> [Aim]:
Within the records below, find each line that holds the string "aucune", then copy it.
---------- Rows ----------
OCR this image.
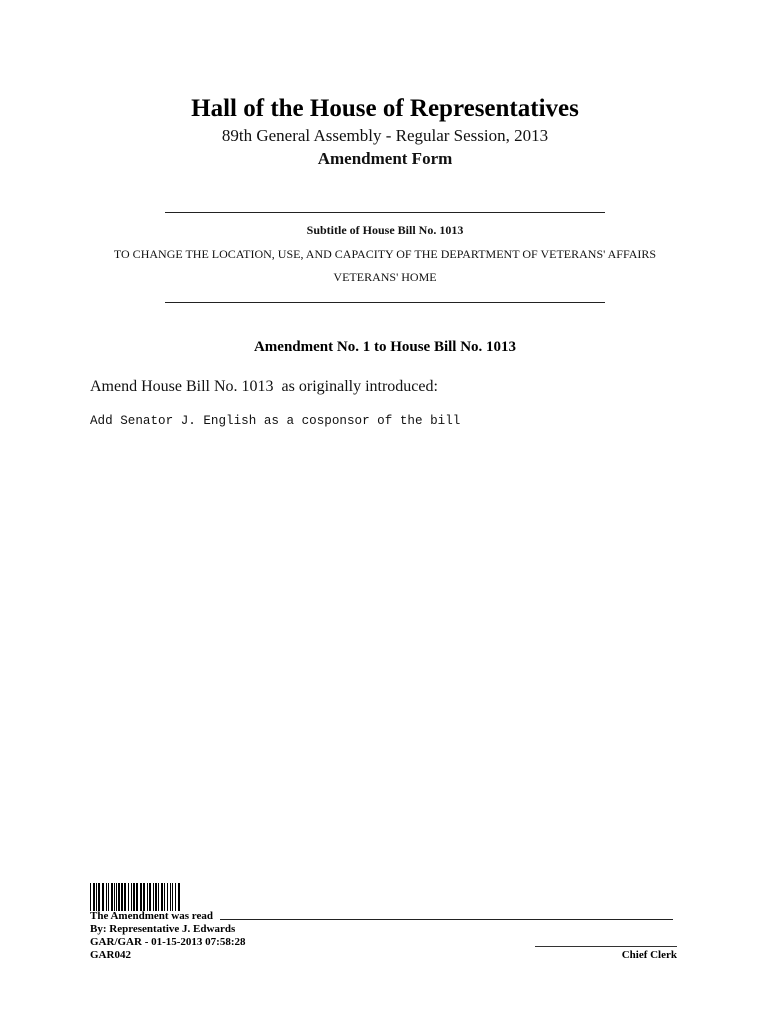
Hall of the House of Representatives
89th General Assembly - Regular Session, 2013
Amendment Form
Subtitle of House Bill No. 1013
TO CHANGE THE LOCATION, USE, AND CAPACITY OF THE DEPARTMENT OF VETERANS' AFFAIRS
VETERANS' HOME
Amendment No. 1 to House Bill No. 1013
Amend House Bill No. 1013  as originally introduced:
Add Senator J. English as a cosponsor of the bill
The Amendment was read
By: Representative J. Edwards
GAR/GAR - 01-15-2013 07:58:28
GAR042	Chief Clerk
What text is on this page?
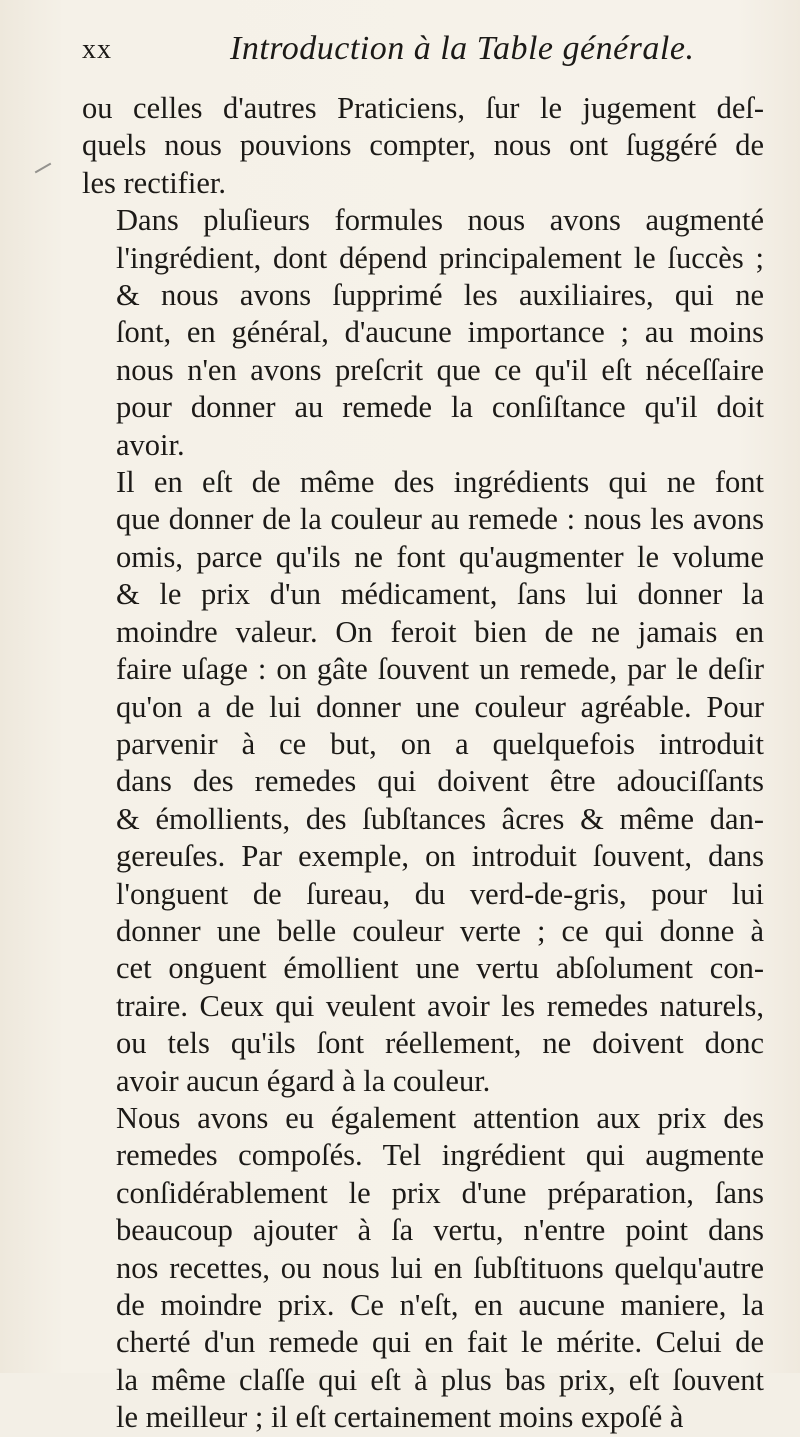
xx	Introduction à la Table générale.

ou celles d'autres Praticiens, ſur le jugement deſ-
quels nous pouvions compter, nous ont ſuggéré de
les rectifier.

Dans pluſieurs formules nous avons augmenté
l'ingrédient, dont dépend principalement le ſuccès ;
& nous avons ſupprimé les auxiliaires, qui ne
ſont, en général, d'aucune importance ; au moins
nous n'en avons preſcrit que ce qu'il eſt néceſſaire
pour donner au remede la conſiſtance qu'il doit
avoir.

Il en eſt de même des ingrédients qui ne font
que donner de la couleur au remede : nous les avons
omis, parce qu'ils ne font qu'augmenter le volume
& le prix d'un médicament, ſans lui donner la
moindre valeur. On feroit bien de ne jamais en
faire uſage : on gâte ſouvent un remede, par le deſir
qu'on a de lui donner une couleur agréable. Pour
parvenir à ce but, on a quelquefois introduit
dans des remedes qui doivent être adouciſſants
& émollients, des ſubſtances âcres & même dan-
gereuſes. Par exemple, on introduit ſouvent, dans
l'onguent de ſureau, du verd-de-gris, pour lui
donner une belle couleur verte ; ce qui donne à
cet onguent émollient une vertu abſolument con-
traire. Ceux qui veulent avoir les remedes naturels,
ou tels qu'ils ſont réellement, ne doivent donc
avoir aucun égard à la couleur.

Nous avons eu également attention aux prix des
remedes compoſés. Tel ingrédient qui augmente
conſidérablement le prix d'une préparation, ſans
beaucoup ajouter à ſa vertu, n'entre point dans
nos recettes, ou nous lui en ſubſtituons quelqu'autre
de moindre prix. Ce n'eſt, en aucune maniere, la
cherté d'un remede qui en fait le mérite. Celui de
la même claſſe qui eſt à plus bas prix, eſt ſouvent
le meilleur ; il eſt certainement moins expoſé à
----------
> [The answer]:
ſont, en général, d'aucune importance ; au moins
de moindre prix. Ce n'eſt, en aucune maniere, la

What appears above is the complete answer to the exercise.